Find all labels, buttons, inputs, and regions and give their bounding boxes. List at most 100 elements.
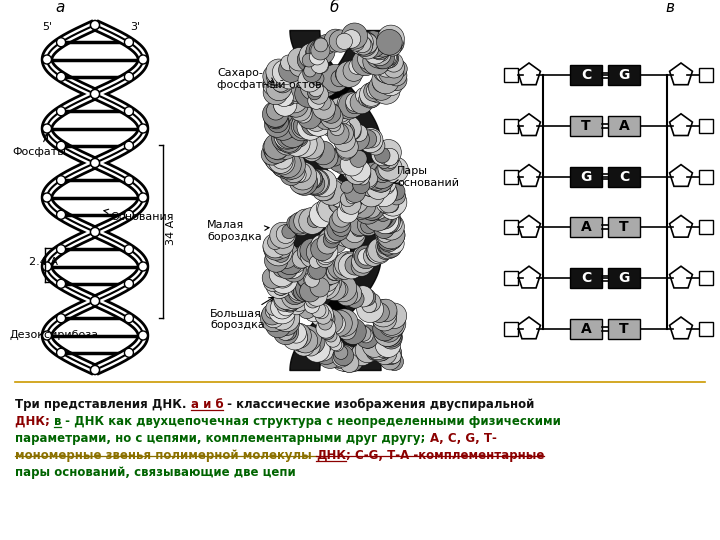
Circle shape	[294, 105, 312, 123]
Circle shape	[343, 193, 358, 208]
Circle shape	[379, 232, 399, 252]
Circle shape	[279, 89, 296, 105]
Circle shape	[330, 339, 342, 351]
Circle shape	[297, 174, 311, 188]
Circle shape	[370, 52, 390, 72]
Circle shape	[379, 193, 399, 213]
Circle shape	[91, 296, 99, 306]
Circle shape	[273, 281, 294, 302]
Circle shape	[266, 102, 285, 120]
Circle shape	[374, 53, 398, 77]
Circle shape	[287, 123, 302, 138]
FancyBboxPatch shape	[699, 170, 713, 184]
Text: пары оснований, связывающие две цепи: пары оснований, связывающие две цепи	[15, 466, 296, 479]
Circle shape	[277, 309, 297, 328]
Circle shape	[366, 137, 385, 155]
Circle shape	[316, 109, 334, 126]
Circle shape	[378, 152, 397, 171]
Text: Пары
оснований: Пары оснований	[394, 166, 459, 187]
Circle shape	[365, 33, 390, 59]
Circle shape	[375, 59, 400, 84]
Circle shape	[324, 179, 346, 201]
Circle shape	[384, 233, 404, 254]
Circle shape	[314, 38, 328, 52]
Circle shape	[384, 318, 404, 338]
Circle shape	[318, 104, 334, 122]
Circle shape	[57, 245, 66, 254]
Circle shape	[91, 159, 99, 167]
Circle shape	[263, 138, 282, 156]
Circle shape	[282, 325, 307, 350]
Polygon shape	[518, 63, 541, 85]
Circle shape	[369, 201, 387, 219]
Circle shape	[125, 107, 133, 116]
Circle shape	[344, 221, 366, 242]
Circle shape	[300, 118, 318, 136]
Circle shape	[354, 247, 370, 264]
Circle shape	[336, 353, 354, 372]
FancyBboxPatch shape	[570, 116, 602, 136]
Circle shape	[292, 89, 306, 103]
Circle shape	[305, 109, 328, 131]
Circle shape	[330, 345, 357, 371]
Circle shape	[351, 124, 367, 141]
Text: в: в	[665, 0, 674, 15]
Circle shape	[274, 93, 297, 116]
Circle shape	[337, 321, 356, 340]
Circle shape	[305, 173, 325, 194]
Circle shape	[279, 255, 298, 274]
Circle shape	[304, 170, 323, 189]
Circle shape	[276, 291, 298, 313]
Circle shape	[339, 223, 366, 249]
Circle shape	[282, 295, 296, 309]
Circle shape	[271, 74, 290, 92]
Circle shape	[343, 350, 364, 370]
Text: Сахаро-
фосфатный остов: Сахаро- фосфатный остов	[217, 68, 322, 90]
Circle shape	[281, 255, 304, 279]
Circle shape	[279, 134, 292, 149]
Polygon shape	[518, 317, 541, 339]
Circle shape	[264, 104, 284, 123]
Circle shape	[327, 107, 342, 123]
Circle shape	[318, 260, 343, 285]
Circle shape	[272, 242, 299, 268]
Circle shape	[328, 185, 351, 207]
Circle shape	[384, 38, 402, 56]
Circle shape	[308, 82, 323, 97]
Circle shape	[379, 349, 400, 370]
Circle shape	[91, 366, 99, 375]
Circle shape	[273, 260, 290, 277]
Circle shape	[327, 116, 351, 140]
Circle shape	[340, 354, 359, 373]
Circle shape	[382, 32, 404, 54]
Circle shape	[315, 239, 335, 258]
Circle shape	[277, 94, 293, 110]
Circle shape	[375, 66, 392, 83]
Circle shape	[348, 92, 366, 110]
Circle shape	[289, 162, 317, 190]
FancyBboxPatch shape	[608, 218, 640, 238]
Circle shape	[388, 60, 402, 75]
Circle shape	[323, 229, 347, 253]
Circle shape	[274, 96, 293, 116]
Circle shape	[356, 296, 384, 322]
Circle shape	[125, 38, 133, 47]
Circle shape	[305, 294, 320, 308]
Circle shape	[374, 218, 400, 244]
Circle shape	[372, 180, 397, 206]
Circle shape	[352, 31, 377, 57]
Circle shape	[307, 264, 323, 279]
Circle shape	[355, 37, 373, 55]
Circle shape	[336, 231, 352, 246]
Circle shape	[42, 55, 52, 64]
Circle shape	[323, 36, 338, 50]
Text: G: G	[618, 271, 630, 285]
Circle shape	[377, 240, 392, 254]
Text: Фосфаты: Фосфаты	[12, 134, 66, 157]
Text: Три представления ДНК.: Три представления ДНК.	[15, 398, 191, 411]
Circle shape	[367, 241, 390, 263]
Circle shape	[327, 219, 349, 241]
Circle shape	[125, 348, 133, 357]
Circle shape	[293, 334, 315, 356]
Circle shape	[330, 281, 348, 298]
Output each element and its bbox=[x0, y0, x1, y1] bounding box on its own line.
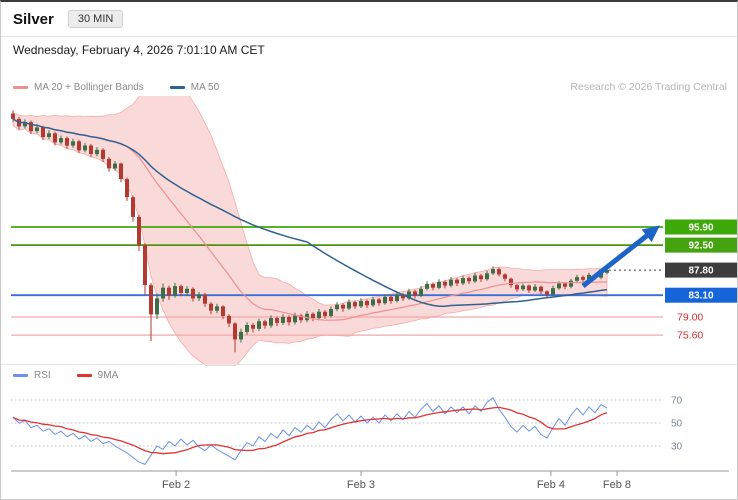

◆ WRITTEN INSTRUCTION
Copy the part of the material that opens with the line containing "105, 312, 123]" and closes with the line containing "38, 402, 56]", including both of those lines.

◆ SOLUTION FOR THIS EXERCISE
Circle shape	[294, 105, 312, 123]
Circle shape	[343, 193, 358, 208]
Circle shape	[379, 232, 399, 252]
Circle shape	[279, 89, 296, 105]
Circle shape	[330, 339, 342, 351]
Circle shape	[297, 174, 311, 188]
Circle shape	[370, 52, 390, 72]
Circle shape	[379, 193, 399, 213]
Circle shape	[91, 296, 99, 306]
Circle shape	[273, 281, 294, 302]
Circle shape	[266, 102, 285, 120]
Circle shape	[374, 53, 398, 77]
Circle shape	[287, 123, 302, 138]
FancyBboxPatch shape	[699, 170, 713, 184]
Text: пары оснований, связывающие две цепи: пары оснований, связывающие две цепи	[15, 466, 296, 479]
Circle shape	[277, 309, 297, 328]
Circle shape	[366, 137, 385, 155]
Circle shape	[316, 109, 334, 126]
Circle shape	[378, 152, 397, 171]
Text: Пары
оснований: Пары оснований	[394, 166, 459, 187]
Circle shape	[365, 33, 390, 59]
Circle shape	[375, 59, 400, 84]
Circle shape	[324, 179, 346, 201]
Circle shape	[384, 233, 404, 254]
Circle shape	[314, 38, 328, 52]
Circle shape	[384, 318, 404, 338]
Circle shape	[318, 104, 334, 122]
Circle shape	[57, 245, 66, 254]
Circle shape	[91, 159, 99, 167]
Circle shape	[263, 138, 282, 156]
Circle shape	[282, 325, 307, 350]
Polygon shape	[518, 63, 541, 85]
Circle shape	[369, 201, 387, 219]
Circle shape	[125, 107, 133, 116]
Circle shape	[344, 221, 366, 242]
Circle shape	[300, 118, 318, 136]
Circle shape	[354, 247, 370, 264]
Circle shape	[336, 353, 354, 372]
FancyBboxPatch shape	[570, 116, 602, 136]
Circle shape	[292, 89, 306, 103]
Circle shape	[305, 109, 328, 131]
Circle shape	[330, 345, 357, 371]
Circle shape	[351, 124, 367, 141]
Text: в: в	[665, 0, 674, 15]
Circle shape	[274, 93, 297, 116]
Circle shape	[337, 321, 356, 340]
Circle shape	[305, 173, 325, 194]
Circle shape	[279, 255, 298, 274]
Circle shape	[304, 170, 323, 189]
Circle shape	[276, 291, 298, 313]
Circle shape	[339, 223, 366, 249]
Circle shape	[282, 295, 296, 309]
Circle shape	[271, 74, 290, 92]
Circle shape	[343, 350, 364, 370]
Text: Сахаро-
фосфатный остов: Сахаро- фосфатный остов	[217, 68, 322, 90]
Circle shape	[281, 255, 304, 279]
Circle shape	[279, 134, 292, 149]
Polygon shape	[518, 317, 541, 339]
Circle shape	[264, 104, 284, 123]
Circle shape	[327, 107, 342, 123]
Circle shape	[318, 260, 343, 285]
Circle shape	[272, 242, 299, 268]
Circle shape	[328, 185, 351, 207]
Circle shape	[384, 38, 402, 56]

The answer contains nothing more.